▶ _TASK OBJECTIVE_
Where a line in the listing contains the string "Engineer", copy that line out.

▶ _DATA FOR PROCESSING_
........

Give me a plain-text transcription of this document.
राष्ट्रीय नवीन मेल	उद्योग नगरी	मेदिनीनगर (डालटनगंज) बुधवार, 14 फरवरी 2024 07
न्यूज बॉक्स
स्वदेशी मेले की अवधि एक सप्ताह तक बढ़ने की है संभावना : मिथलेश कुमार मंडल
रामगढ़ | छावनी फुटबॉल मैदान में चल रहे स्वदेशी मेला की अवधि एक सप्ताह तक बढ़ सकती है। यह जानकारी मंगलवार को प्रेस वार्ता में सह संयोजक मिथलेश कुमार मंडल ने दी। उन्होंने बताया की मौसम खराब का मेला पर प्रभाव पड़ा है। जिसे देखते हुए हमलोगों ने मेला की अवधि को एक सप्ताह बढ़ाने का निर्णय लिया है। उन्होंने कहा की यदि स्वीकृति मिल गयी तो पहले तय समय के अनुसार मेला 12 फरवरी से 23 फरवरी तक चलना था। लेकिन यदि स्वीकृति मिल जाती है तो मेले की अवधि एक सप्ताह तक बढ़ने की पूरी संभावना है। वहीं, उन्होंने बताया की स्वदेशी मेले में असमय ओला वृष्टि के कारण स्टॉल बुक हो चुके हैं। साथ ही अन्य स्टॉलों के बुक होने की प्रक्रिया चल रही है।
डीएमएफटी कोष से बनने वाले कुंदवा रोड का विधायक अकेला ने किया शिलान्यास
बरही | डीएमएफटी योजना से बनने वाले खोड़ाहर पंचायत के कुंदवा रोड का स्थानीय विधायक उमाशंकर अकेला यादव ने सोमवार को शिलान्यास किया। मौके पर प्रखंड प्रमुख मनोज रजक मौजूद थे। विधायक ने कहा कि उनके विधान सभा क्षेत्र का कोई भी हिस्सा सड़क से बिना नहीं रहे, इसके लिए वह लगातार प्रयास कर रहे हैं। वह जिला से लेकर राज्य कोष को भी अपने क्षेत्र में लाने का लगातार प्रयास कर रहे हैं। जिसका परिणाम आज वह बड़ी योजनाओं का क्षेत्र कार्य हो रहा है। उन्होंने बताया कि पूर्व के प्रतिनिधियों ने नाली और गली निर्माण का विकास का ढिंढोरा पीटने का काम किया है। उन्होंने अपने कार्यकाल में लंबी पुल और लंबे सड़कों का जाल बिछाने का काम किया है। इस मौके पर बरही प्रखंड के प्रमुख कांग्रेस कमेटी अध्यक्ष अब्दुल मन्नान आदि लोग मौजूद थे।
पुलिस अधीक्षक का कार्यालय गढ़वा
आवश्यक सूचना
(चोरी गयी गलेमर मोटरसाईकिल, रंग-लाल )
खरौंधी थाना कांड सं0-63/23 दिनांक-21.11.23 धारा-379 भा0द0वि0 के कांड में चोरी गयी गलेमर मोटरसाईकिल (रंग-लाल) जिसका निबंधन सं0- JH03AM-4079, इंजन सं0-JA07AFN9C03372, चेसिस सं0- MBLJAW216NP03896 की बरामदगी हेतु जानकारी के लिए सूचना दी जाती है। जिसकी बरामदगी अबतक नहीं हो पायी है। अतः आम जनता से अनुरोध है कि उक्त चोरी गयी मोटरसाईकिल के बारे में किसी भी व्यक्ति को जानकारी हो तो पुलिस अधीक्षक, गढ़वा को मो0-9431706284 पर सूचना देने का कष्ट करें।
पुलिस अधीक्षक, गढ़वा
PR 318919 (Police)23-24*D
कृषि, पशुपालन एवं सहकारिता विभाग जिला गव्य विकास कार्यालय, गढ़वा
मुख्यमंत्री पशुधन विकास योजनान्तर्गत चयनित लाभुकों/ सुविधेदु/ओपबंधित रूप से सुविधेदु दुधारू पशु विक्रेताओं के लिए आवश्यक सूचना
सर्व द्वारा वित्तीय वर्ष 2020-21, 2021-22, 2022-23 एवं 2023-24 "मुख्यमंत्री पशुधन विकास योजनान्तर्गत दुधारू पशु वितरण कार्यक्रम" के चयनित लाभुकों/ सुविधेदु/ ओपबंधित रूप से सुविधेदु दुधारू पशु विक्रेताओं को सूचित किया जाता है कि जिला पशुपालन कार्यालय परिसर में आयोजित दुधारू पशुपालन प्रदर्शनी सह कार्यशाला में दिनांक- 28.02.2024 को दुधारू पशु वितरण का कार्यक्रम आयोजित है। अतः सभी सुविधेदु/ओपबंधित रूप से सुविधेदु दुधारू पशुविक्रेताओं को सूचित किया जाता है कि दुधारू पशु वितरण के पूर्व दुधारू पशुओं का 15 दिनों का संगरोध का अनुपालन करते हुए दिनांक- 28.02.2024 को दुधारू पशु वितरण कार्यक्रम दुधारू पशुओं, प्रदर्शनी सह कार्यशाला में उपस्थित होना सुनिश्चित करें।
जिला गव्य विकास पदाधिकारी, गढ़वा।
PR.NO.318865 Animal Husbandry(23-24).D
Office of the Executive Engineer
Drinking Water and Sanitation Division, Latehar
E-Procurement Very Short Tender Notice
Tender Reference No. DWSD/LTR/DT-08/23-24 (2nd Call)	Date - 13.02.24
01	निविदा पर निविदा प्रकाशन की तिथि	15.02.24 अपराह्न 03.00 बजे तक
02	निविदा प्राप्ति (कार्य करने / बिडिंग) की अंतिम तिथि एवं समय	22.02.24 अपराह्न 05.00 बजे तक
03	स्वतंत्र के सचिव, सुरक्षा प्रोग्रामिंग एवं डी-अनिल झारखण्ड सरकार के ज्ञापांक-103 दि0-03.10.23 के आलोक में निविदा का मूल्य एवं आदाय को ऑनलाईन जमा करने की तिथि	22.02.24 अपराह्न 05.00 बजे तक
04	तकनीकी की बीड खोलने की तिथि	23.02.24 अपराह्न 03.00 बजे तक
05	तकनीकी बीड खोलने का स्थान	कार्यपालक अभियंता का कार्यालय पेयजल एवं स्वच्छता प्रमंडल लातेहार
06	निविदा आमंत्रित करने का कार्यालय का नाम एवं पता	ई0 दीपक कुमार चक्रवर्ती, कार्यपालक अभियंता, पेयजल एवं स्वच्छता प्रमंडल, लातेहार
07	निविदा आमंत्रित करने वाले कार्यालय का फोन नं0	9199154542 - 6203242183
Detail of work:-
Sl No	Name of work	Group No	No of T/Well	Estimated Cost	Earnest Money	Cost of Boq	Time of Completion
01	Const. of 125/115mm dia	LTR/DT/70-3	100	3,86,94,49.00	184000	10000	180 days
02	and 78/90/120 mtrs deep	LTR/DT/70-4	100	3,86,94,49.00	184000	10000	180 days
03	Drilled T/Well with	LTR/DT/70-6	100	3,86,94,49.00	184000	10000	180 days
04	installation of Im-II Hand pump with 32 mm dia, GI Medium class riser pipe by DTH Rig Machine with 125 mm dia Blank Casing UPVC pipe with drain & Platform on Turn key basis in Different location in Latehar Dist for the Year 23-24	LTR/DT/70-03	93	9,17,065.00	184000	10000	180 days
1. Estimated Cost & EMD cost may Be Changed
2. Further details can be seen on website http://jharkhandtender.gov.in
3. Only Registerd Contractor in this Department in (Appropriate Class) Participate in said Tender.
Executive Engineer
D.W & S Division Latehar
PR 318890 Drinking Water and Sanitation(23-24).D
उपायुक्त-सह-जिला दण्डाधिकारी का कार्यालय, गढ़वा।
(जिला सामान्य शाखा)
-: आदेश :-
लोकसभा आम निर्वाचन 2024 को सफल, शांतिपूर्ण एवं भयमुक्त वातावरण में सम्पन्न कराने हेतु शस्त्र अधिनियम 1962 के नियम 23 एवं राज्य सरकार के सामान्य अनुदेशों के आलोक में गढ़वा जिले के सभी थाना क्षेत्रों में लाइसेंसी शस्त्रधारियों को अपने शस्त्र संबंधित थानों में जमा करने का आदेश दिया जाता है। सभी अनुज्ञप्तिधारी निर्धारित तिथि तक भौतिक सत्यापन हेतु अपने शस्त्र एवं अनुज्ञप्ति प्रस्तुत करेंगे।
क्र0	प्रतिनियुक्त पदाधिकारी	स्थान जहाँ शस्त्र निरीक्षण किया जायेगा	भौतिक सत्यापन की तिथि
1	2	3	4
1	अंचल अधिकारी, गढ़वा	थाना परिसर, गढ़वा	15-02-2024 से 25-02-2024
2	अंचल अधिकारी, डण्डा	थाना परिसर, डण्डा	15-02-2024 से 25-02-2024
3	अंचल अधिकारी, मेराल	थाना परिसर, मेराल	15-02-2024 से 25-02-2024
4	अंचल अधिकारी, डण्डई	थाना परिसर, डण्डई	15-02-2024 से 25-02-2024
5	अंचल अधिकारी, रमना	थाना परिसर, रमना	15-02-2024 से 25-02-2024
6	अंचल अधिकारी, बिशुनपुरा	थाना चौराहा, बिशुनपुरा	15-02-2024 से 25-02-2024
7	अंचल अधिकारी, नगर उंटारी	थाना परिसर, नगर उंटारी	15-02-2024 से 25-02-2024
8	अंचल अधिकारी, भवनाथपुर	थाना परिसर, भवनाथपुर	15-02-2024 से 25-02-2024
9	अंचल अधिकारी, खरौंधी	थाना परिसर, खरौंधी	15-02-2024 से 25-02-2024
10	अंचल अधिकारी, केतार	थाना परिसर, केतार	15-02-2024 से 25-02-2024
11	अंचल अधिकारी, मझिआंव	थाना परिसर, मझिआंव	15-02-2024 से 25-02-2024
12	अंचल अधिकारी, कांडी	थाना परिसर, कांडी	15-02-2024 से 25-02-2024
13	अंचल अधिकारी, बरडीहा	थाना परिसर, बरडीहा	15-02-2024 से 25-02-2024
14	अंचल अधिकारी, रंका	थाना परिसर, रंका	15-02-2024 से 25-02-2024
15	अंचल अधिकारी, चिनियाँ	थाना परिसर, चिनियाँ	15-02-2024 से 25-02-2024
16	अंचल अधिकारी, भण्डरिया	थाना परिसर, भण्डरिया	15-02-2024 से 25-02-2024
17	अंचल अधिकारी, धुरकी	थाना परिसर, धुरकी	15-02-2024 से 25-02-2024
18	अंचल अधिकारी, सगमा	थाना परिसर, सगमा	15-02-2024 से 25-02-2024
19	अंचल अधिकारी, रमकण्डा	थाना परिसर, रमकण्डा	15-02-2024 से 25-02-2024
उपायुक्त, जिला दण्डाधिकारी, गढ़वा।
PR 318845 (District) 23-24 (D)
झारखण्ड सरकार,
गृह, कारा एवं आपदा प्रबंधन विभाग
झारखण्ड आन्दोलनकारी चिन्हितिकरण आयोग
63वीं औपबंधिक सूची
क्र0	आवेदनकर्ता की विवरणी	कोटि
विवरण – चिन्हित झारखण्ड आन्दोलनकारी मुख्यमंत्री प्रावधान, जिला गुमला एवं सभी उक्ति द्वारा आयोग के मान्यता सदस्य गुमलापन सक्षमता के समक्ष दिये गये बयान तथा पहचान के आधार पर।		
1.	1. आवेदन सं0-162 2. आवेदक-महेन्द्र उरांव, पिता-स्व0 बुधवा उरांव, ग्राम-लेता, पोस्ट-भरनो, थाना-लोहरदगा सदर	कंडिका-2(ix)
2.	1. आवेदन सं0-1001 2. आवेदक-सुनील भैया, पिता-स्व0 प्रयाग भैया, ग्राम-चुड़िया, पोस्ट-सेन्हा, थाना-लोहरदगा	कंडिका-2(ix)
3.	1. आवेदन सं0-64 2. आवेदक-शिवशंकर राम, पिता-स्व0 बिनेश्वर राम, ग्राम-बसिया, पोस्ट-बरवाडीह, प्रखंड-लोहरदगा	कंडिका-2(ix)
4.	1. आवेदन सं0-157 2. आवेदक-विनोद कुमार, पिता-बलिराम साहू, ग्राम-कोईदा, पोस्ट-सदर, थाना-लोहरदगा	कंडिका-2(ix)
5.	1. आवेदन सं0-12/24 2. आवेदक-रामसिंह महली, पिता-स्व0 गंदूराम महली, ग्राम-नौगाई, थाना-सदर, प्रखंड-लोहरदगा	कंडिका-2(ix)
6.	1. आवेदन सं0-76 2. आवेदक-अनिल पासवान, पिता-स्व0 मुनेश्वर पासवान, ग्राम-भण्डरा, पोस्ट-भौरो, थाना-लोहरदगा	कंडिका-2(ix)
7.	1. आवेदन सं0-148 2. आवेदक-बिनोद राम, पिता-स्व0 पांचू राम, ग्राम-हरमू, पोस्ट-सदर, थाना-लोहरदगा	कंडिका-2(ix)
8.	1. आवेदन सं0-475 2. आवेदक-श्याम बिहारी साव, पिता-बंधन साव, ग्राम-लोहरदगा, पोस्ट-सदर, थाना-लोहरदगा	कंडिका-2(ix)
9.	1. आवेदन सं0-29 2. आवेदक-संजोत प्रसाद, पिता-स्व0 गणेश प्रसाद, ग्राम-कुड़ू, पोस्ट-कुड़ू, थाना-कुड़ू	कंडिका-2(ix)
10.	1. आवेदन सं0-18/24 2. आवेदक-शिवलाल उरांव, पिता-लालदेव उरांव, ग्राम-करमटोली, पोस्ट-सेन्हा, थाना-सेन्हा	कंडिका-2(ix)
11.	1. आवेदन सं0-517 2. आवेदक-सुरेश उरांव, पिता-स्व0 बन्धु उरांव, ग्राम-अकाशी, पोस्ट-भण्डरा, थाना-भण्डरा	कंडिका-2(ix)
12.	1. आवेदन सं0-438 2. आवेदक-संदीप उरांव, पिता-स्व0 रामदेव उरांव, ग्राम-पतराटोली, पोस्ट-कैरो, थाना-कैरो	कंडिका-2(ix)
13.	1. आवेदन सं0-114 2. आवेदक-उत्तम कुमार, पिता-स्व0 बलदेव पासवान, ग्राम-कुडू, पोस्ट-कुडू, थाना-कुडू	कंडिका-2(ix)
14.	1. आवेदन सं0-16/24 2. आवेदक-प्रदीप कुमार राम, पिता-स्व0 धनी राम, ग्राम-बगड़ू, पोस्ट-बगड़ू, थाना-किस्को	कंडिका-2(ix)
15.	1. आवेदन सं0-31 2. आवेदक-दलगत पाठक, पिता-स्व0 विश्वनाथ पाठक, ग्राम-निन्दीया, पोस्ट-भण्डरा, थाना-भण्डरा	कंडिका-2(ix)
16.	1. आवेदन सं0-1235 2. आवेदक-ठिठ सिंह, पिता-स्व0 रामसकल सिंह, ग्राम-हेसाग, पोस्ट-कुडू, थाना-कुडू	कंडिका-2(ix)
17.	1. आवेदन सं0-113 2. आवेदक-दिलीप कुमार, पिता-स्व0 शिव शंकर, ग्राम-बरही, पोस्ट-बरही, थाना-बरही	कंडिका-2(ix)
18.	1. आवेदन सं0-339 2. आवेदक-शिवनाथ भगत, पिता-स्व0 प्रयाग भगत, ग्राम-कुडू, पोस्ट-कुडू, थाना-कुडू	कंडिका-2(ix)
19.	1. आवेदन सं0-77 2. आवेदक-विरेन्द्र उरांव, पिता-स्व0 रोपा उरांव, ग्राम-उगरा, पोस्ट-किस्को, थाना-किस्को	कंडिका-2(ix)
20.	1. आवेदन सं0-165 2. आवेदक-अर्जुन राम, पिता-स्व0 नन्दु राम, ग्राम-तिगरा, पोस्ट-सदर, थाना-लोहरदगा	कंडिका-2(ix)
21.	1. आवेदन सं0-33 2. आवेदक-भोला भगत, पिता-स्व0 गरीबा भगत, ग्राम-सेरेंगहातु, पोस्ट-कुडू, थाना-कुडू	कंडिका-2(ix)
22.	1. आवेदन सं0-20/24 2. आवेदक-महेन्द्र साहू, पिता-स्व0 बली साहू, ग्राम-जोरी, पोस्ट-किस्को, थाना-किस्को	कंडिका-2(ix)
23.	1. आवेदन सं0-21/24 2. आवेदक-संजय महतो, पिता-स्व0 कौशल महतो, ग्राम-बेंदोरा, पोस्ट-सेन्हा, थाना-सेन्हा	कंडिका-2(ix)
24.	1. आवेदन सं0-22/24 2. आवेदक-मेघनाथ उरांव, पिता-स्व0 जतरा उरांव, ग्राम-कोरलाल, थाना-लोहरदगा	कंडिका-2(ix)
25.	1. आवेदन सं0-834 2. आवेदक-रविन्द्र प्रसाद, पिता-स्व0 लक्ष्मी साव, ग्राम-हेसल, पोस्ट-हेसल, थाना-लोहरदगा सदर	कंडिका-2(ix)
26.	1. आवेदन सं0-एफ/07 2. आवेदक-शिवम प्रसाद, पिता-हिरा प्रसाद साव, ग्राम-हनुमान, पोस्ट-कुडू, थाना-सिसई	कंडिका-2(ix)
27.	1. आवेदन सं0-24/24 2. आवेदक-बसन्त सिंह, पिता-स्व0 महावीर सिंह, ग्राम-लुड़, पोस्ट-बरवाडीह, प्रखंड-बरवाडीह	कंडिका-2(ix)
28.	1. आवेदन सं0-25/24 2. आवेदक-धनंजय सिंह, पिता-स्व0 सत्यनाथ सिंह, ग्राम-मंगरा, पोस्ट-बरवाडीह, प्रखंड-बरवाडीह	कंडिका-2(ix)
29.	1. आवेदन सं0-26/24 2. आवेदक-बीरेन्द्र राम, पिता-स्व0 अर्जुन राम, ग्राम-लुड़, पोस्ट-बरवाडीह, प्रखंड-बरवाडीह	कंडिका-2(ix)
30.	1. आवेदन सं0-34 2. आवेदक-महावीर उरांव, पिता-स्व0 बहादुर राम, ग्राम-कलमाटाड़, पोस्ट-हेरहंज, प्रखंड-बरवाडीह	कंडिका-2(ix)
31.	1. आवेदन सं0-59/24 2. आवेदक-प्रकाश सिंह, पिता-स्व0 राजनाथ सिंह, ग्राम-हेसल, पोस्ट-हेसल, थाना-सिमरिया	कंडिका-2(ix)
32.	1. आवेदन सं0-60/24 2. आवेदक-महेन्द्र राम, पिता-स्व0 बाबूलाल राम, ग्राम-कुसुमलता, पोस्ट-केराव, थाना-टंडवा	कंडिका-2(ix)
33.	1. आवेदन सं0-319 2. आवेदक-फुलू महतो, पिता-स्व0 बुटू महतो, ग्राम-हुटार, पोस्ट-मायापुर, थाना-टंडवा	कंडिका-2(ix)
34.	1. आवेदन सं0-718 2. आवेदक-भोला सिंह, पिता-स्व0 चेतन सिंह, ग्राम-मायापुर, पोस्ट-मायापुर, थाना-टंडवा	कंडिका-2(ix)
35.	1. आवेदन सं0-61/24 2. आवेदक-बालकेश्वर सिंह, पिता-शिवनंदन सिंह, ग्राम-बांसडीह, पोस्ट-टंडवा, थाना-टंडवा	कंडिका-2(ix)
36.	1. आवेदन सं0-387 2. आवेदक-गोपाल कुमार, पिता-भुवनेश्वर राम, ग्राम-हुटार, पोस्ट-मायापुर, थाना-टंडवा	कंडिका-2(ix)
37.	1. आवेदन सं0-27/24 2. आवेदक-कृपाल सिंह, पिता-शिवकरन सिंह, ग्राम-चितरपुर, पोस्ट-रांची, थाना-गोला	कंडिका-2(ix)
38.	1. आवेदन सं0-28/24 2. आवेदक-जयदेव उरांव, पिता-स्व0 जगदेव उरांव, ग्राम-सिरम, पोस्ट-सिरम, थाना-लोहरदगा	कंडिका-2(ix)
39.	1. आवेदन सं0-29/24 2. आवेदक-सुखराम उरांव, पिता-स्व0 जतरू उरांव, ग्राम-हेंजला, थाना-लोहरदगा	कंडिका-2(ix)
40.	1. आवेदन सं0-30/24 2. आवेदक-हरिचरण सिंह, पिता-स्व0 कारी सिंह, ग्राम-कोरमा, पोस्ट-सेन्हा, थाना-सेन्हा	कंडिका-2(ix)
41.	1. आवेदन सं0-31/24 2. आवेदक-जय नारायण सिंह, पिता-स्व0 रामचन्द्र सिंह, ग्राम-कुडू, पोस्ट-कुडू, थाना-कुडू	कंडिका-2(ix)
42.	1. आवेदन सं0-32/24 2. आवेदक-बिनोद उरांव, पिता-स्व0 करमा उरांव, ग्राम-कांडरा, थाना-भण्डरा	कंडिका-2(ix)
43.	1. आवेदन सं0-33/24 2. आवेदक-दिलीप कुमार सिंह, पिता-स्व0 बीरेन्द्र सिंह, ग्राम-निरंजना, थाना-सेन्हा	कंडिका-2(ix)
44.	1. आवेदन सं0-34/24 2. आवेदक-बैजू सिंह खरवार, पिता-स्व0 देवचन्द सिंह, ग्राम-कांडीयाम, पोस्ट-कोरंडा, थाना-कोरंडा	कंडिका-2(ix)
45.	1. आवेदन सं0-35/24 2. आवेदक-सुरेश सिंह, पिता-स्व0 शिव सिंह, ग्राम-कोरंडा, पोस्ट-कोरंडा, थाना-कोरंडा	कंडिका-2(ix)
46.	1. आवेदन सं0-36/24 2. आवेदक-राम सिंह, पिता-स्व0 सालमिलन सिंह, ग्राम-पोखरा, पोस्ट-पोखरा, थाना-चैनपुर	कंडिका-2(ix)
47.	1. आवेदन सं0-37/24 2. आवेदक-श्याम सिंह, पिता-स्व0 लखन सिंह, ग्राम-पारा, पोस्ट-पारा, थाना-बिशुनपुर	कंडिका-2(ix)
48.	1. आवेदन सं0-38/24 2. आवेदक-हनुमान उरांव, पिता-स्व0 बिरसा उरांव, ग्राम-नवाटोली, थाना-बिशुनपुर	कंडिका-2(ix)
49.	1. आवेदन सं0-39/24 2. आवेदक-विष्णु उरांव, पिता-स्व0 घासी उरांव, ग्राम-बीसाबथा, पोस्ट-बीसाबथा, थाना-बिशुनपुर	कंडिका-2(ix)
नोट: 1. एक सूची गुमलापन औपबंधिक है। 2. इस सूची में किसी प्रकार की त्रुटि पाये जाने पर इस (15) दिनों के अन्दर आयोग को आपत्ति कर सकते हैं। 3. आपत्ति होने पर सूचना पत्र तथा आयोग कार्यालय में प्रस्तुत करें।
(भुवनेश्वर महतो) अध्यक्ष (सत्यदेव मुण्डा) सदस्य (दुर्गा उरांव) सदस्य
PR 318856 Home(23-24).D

........

▶ _SOLUTION FOR THIS EXERCISE_
Office of the Executive Engineer
Executive Engineer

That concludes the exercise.